> Task instructions:
Search the listing below for the word "heading" and copy each line that holds it.

> Exercise input:
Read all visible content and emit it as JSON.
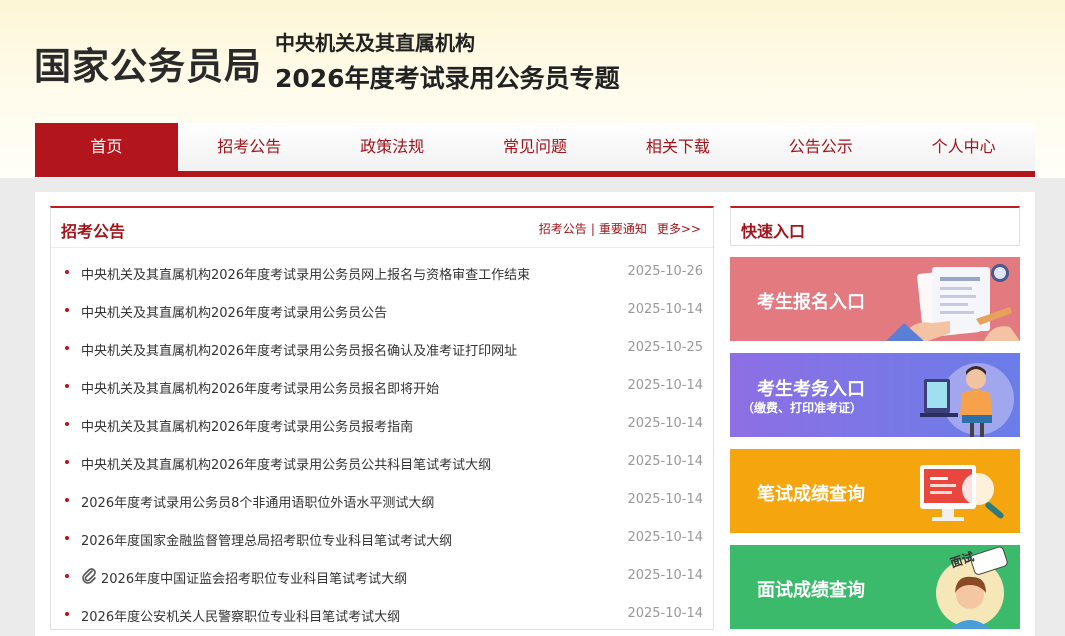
{
  "header": {
    "site_title": "国家公务员局",
    "subtitle_line1": "中央机关及其直属机构",
    "subtitle_line2": "2026年度考试录用公务员专题"
  },
  "nav": {
    "items": [
      "首页",
      "招考公告",
      "政策法规",
      "常见问题",
      "相关下载",
      "公告公示",
      "个人中心"
    ],
    "active": "首页"
  },
  "news": {
    "title": "招考公告",
    "links": {
      "announce": "招考公告",
      "separator": "|",
      "notice": "重要通知",
      "more": "更多>>"
    },
    "items": [
      {
        "text": "中央机关及其直属机构2026年度考试录用公务员网上报名与资格审查工作结束",
        "date": "2025-10-26"
      },
      {
        "text": "中央机关及其直属机构2026年度考试录用公务员公告",
        "date": "2025-10-14"
      },
      {
        "text": "中央机关及其直属机构2026年度考试录用公务员报名确认及准考证打印网址",
        "date": "2025-10-25"
      },
      {
        "text": "中央机关及其直属机构2026年度考试录用公务员报名即将开始",
        "date": "2025-10-14"
      },
      {
        "text": "中央机关及其直属机构2026年度考试录用公务员报考指南",
        "date": "2025-10-14"
      },
      {
        "text": "中央机关及其直属机构2026年度考试录用公务员公共科目笔试考试大纲",
        "date": "2025-10-14"
      },
      {
        "text": "2026年度考试录用公务员8个非通用语职位外语水平测试大纲",
        "date": "2025-10-14"
      },
      {
        "text": "2026年度国家金融监督管理总局招考职位专业科目笔试考试大纲",
        "date": "2025-10-14"
      },
      {
        "text": "2026年度中国证监会招考职位专业科目笔试考试大纲",
        "date": "2025-10-14",
        "icon": "paperclip-icon"
      },
      {
        "text": "2026年度公安机关人民警察职位专业科目笔试考试大纲",
        "date": "2025-10-14"
      }
    ]
  },
  "quick": {
    "title": "快速入口",
    "cards": [
      {
        "label": "考生报名入口",
        "color": "#e27a80",
        "icon": "application-form-icon"
      },
      {
        "label": "考生考务入口",
        "sub": "（缴费、打印准考证）",
        "color": "#7b74e6",
        "icon": "computer-user-icon"
      },
      {
        "label": "笔试成绩查询",
        "color": "#f5a60e",
        "icon": "monitor-search-icon"
      },
      {
        "label": "面试成绩查询",
        "color": "#3bba6c",
        "icon": "interview-person-icon",
        "bubble": "面试"
      }
    ]
  },
  "colors": {
    "brand_red": "#b3151d",
    "date_gray": "#999999"
  }
}
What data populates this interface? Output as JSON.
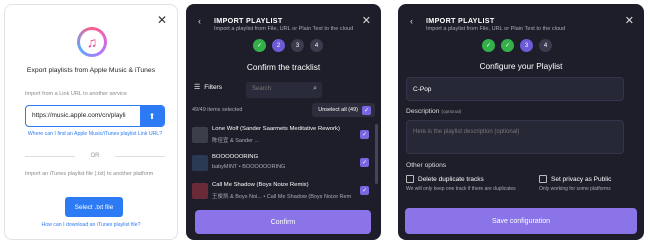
{
  "export_panel": {
    "title": "Export playlists from Apple Music & iTunes",
    "link_label": "Import from a Link URL to another service",
    "url_value": "https://music.apple.com/cn/playli",
    "link_help": "Where can I find an Apple Music/iTunes playlist Link URL?",
    "or_text": "OR",
    "file_label": "Import an iTunes playlist file (.txt) to another platform",
    "file_button": "Select .txt file",
    "file_help": "How can I download an iTunes playlist file?"
  },
  "tracklist_panel": {
    "title": "IMPORT PLAYLIST",
    "subtitle": "Import a playlist from File, URL or Plain Text to the cloud",
    "steps": [
      "✓",
      "2",
      "3",
      "4"
    ],
    "heading": "Confirm the tracklist",
    "filters_label": "Filters",
    "search_placeholder": "Search",
    "count_text": "49/49 items selected",
    "unselect_label": "Unselect all (49)",
    "tracks": [
      {
        "title": "Lone Wolf (Sander Saarmets Meditative Rework)",
        "artist": "陈佳宜 & Sander ...",
        "color": "#3b3f4a"
      },
      {
        "title": "BOOOOOORING",
        "artist": "babyMINT • BOOOOOORING",
        "color": "#2a3a55"
      },
      {
        "title": "Call Me Shadow (Boys Noize Remix)",
        "artist": "王俊凯 & Boys Noi... • Call Me Shadow (Boys Noize Rem",
        "color": "#6a2a38"
      }
    ],
    "confirm_label": "Confirm"
  },
  "configure_panel": {
    "title": "IMPORT PLAYLIST",
    "subtitle": "Import a playlist from File, URL or Plain Text to the cloud",
    "steps": [
      "✓",
      "✓",
      "3",
      "4"
    ],
    "heading": "Configure your Playlist",
    "name_value": "C-Pop",
    "description_label": "Description",
    "description_optional": "(optional)",
    "description_placeholder": "Here is the playlist description (optional)",
    "other_options_label": "Other options",
    "option1_label": "Delete duplicate tracks",
    "option1_help": "We will only keep one track if there are duplicates",
    "option2_label": "Set privacy as Public",
    "option2_help": "Only working for some platforms",
    "save_label": "Save configuration"
  },
  "icons": {
    "close": "close-icon",
    "back": "back-icon",
    "upload": "upload-icon",
    "search": "search-icon",
    "filter": "filter-icon",
    "check": "check-icon"
  },
  "colors": {
    "accent": "#8a74e8",
    "blue": "#2d7bf4",
    "success": "#33b04a",
    "dark_bg": "#1d1e2a"
  }
}
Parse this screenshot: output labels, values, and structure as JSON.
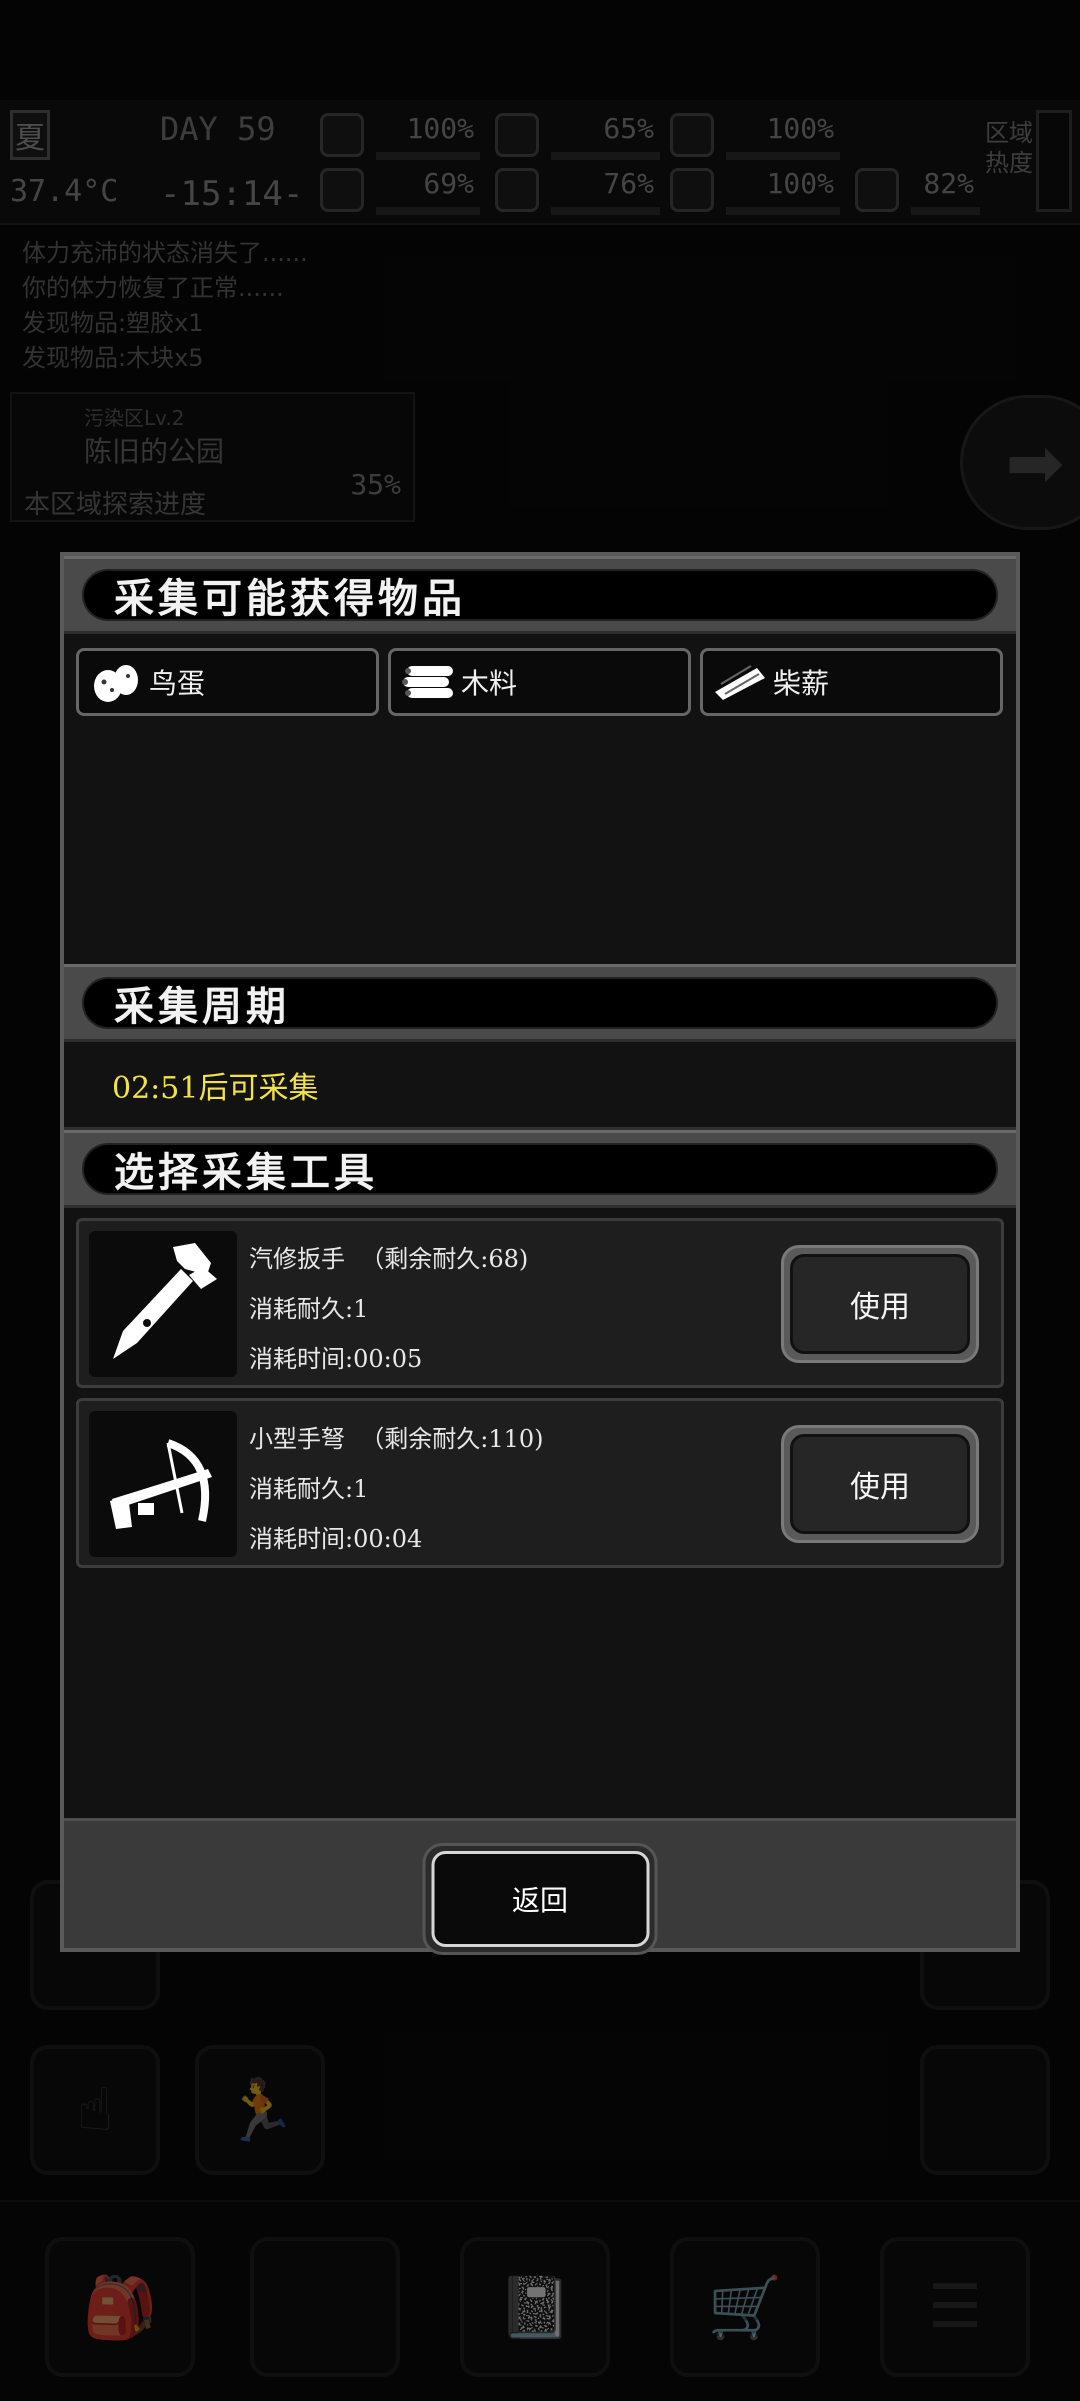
{
  "hud": {
    "season": "夏",
    "temperature": "37.4°C",
    "day_label": "DAY",
    "day_number": "59",
    "clock": "-15:14-",
    "stats": [
      {
        "pct": "100%",
        "icon": "medkit-icon",
        "level": 1.0
      },
      {
        "pct": "65%",
        "icon": "stomach-icon",
        "level": 0.65
      },
      {
        "pct": "100%",
        "icon": "armor-icon",
        "level": 1.0
      },
      {
        "pct": "69%",
        "icon": "brain-icon",
        "level": 0.69
      },
      {
        "pct": "76%",
        "icon": "water-drop-icon",
        "level": 0.76
      },
      {
        "pct": "100%",
        "icon": "heart-icon",
        "level": 1.0
      },
      {
        "pct": "82%",
        "icon": "volume-icon",
        "level": 0.82
      }
    ],
    "area_heat_label": "区域热度"
  },
  "log": [
    "体力充沛的状态消失了......",
    "你的体力恢复了正常......",
    "发现物品:塑胶x1",
    "发现物品:木块x5"
  ],
  "area": {
    "level": "污染区Lv.2",
    "name": "陈旧的公园",
    "progress_label": "本区域探索进度",
    "progress_pct": "35%",
    "progress": 0.35
  },
  "modal": {
    "items_header": "采集可能获得物品",
    "items": [
      {
        "name": "鸟蛋",
        "icon": "egg-icon"
      },
      {
        "name": "木料",
        "icon": "logs-icon"
      },
      {
        "name": "柴薪",
        "icon": "firewood-icon"
      }
    ],
    "cycle_header": "采集周期",
    "cycle_text": "02:51后可采集",
    "tools_header": "选择采集工具",
    "tools": [
      {
        "name": "汽修扳手",
        "durability": "（剩余耐久:68)",
        "cost": "消耗耐久:1",
        "time": "消耗时间:00:05",
        "icon": "wrench-axe-icon",
        "button": "使用"
      },
      {
        "name": "小型手弩",
        "durability": "（剩余耐久:110)",
        "cost": "消耗耐久:1",
        "time": "消耗时间:00:04",
        "icon": "crossbow-icon",
        "button": "使用"
      }
    ],
    "back_button": "返回"
  }
}
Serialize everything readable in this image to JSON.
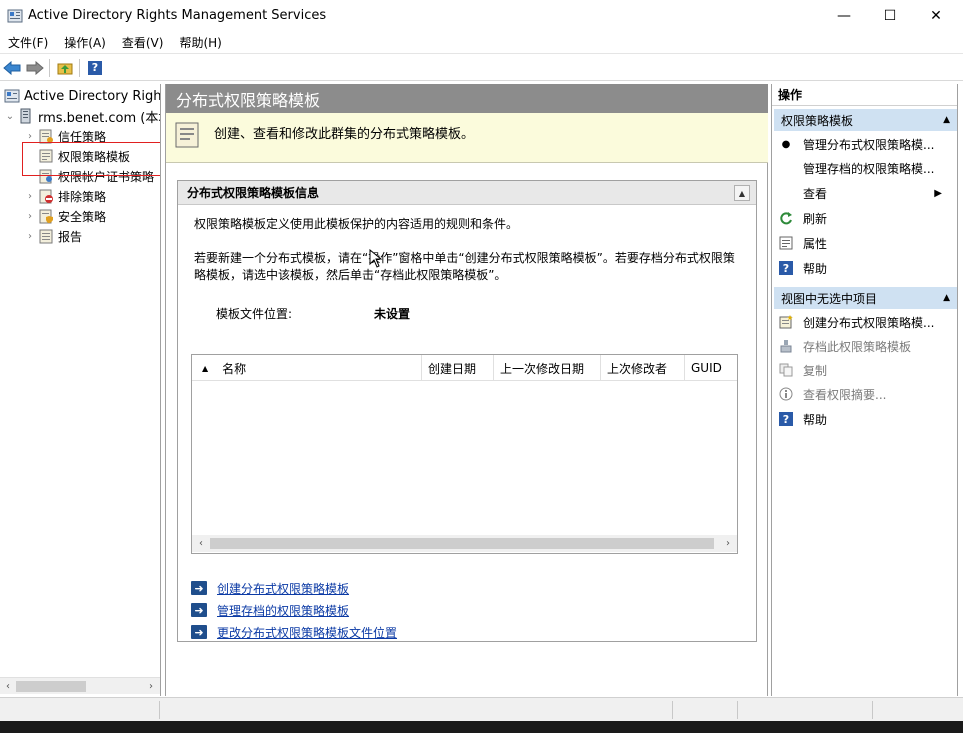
{
  "window": {
    "title": "Active Directory Rights Management Services",
    "minimize": "—",
    "maximize": "☐",
    "close": "✕"
  },
  "menu": {
    "items": [
      "文件(F)",
      "操作(A)",
      "查看(V)",
      "帮助(H)"
    ]
  },
  "toolbar": {
    "back": "back-icon",
    "forward": "forward-icon",
    "up": "folder-up-icon",
    "help": "?"
  },
  "tree": {
    "root": "Active Directory Rights",
    "server": "rms.benet.com (本地",
    "items": [
      {
        "label": "信任策略",
        "icon": "trust-policy-icon"
      },
      {
        "label": "权限策略模板",
        "icon": "template-icon",
        "selected": true
      },
      {
        "label": "权限帐户证书策略",
        "icon": "account-cert-icon"
      },
      {
        "label": "排除策略",
        "icon": "exclusion-icon"
      },
      {
        "label": "安全策略",
        "icon": "security-policy-icon"
      },
      {
        "label": "报告",
        "icon": "report-icon"
      }
    ]
  },
  "center": {
    "title": "分布式权限策略模板",
    "banner": "创建、查看和修改此群集的分布式策略模板。",
    "info_header": "分布式权限策略模板信息",
    "desc1": "权限策略模板定义使用此模板保护的内容适用的规则和条件。",
    "desc2": "若要新建一个分布式模板，请在“操作”窗格中单击“创建分布式权限策略模板”。若要存档分布式权限策略模板，请选中该模板，然后单击“存档此权限策略模板”。",
    "location_label": "模板文件位置:",
    "location_value": "未设置",
    "columns": [
      "名称",
      "创建日期",
      "上一次修改日期",
      "上次修改者",
      "GUID"
    ],
    "links": [
      "创建分布式权限策略模板",
      "管理存档的权限策略模板",
      "更改分布式权限策略模板文件位置"
    ]
  },
  "actions": {
    "title": "操作",
    "section1": "权限策略模板",
    "section1_items": [
      {
        "label": "管理分布式权限策略模...",
        "icon": "bullet-icon"
      },
      {
        "label": "管理存档的权限策略模...",
        "icon": ""
      },
      {
        "label": "查看",
        "icon": "",
        "submenu": true
      },
      {
        "label": "刷新",
        "icon": "refresh-icon"
      },
      {
        "label": "属性",
        "icon": "properties-icon"
      },
      {
        "label": "帮助",
        "icon": "help-icon"
      }
    ],
    "section2": "视图中无选中项目",
    "section2_items": [
      {
        "label": "创建分布式权限策略模...",
        "icon": "new-template-icon",
        "disabled": false
      },
      {
        "label": "存档此权限策略模板",
        "icon": "archive-icon",
        "disabled": true
      },
      {
        "label": "复制",
        "icon": "copy-icon",
        "disabled": true
      },
      {
        "label": "查看权限摘要...",
        "icon": "info-icon",
        "disabled": true
      },
      {
        "label": "帮助",
        "icon": "help-icon",
        "disabled": false
      }
    ]
  },
  "colors": {
    "center_title_bg": "#8c8c8c",
    "banner_bg": "#fbfbdc",
    "action_section_bg": "#cfe1f2",
    "link": "#0b3aa5",
    "selection_outline": "#e02020"
  }
}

> Problem solution:
    "heading": "Confirm the tracklist",
    "heading": "Configure your Playlist",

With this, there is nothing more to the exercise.